» Material for this task:
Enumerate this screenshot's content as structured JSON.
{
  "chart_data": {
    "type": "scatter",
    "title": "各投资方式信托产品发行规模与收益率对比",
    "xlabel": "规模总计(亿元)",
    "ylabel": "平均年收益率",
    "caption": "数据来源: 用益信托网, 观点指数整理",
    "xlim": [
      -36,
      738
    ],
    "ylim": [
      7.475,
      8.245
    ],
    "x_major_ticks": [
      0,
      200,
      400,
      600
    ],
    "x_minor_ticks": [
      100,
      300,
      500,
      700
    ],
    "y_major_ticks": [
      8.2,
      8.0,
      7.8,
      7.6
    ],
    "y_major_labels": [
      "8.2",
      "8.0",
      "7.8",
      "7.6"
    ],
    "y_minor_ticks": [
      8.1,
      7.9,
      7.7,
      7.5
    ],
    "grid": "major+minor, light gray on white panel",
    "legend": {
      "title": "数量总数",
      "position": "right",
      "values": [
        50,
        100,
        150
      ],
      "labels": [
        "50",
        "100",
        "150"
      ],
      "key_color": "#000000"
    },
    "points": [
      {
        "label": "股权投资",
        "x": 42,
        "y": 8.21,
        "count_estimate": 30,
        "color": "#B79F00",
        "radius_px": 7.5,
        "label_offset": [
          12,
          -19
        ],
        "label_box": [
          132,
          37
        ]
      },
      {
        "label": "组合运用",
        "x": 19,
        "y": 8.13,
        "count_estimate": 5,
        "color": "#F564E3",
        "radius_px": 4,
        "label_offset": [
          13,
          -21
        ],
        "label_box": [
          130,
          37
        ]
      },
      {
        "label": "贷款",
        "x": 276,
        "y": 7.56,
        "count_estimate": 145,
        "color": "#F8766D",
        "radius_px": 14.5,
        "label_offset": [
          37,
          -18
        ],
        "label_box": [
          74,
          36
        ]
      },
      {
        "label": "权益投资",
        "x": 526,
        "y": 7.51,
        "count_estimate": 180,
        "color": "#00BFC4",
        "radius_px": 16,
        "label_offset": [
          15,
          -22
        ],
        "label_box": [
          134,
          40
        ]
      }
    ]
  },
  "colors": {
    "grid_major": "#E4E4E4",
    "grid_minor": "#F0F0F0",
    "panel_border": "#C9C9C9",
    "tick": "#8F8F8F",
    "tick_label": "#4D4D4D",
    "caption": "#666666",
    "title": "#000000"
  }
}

» Stated task: Each line of the listing should be echoed back exactly.

» Solution:
Enumerate this screenshot's content as structured JSON.
{
  "chart_data": {
    "type": "scatter",
    "title": "各投资方式信托产品发行规模与收益率对比",
    "xlabel": "规模总计(亿元)",
    "ylabel": "平均年收益率",
    "caption": "数据来源: 用益信托网, 观点指数整理",
    "xlim": [
      -36,
      738
    ],
    "ylim": [
      7.475,
      8.245
    ],
    "x_major_ticks": [
      0,
      200,
      400,
      600
    ],
    "x_minor_ticks": [
      100,
      300,
      500,
      700
    ],
    "y_major_ticks": [
      8.2,
      8.0,
      7.8,
      7.6
    ],
    "y_major_labels": [
      "8.2",
      "8.0",
      "7.8",
      "7.6"
    ],
    "y_minor_ticks": [
      8.1,
      7.9,
      7.7,
      7.5
    ],
    "grid": "major+minor, light gray on white panel",
    "legend": {
      "title": "数量总数",
      "position": "right",
      "values": [
        50,
        100,
        150
      ],
      "labels": [
        "50",
        "100",
        "150"
      ],
      "key_color": "#000000"
    },
    "points": [
      {
        "label": "股权投资",
        "x": 42,
        "y": 8.21,
        "count_estimate": 30,
        "color": "#B79F00",
        "radius_px": 7.5,
        "label_offset": [
          12,
          -19
        ],
        "label_box": [
          132,
          37
        ]
      },
      {
        "label": "组合运用",
        "x": 19,
        "y": 8.13,
        "count_estimate": 5,
        "color": "#F564E3",
        "radius_px": 4,
        "label_offset": [
          13,
          -21
        ],
        "label_box": [
          130,
          37
        ]
      },
      {
        "label": "贷款",
        "x": 276,
        "y": 7.56,
        "count_estimate": 145,
        "color": "#F8766D",
        "radius_px": 14.5,
        "label_offset": [
          37,
          -18
        ],
        "label_box": [
          74,
          36
        ]
      },
      {
        "label": "权益投资",
        "x": 526,
        "y": 7.51,
        "count_estimate": 180,
        "color": "#00BFC4",
        "radius_px": 16,
        "label_offset": [
          15,
          -22
        ],
        "label_box": [
          134,
          40
        ]
      }
    ]
  },
  "colors": {
    "grid_major": "#E4E4E4",
    "grid_minor": "#F0F0F0",
    "panel_border": "#C9C9C9",
    "tick": "#8F8F8F",
    "tick_label": "#4D4D4D",
    "caption": "#666666",
    "title": "#000000"
  }
}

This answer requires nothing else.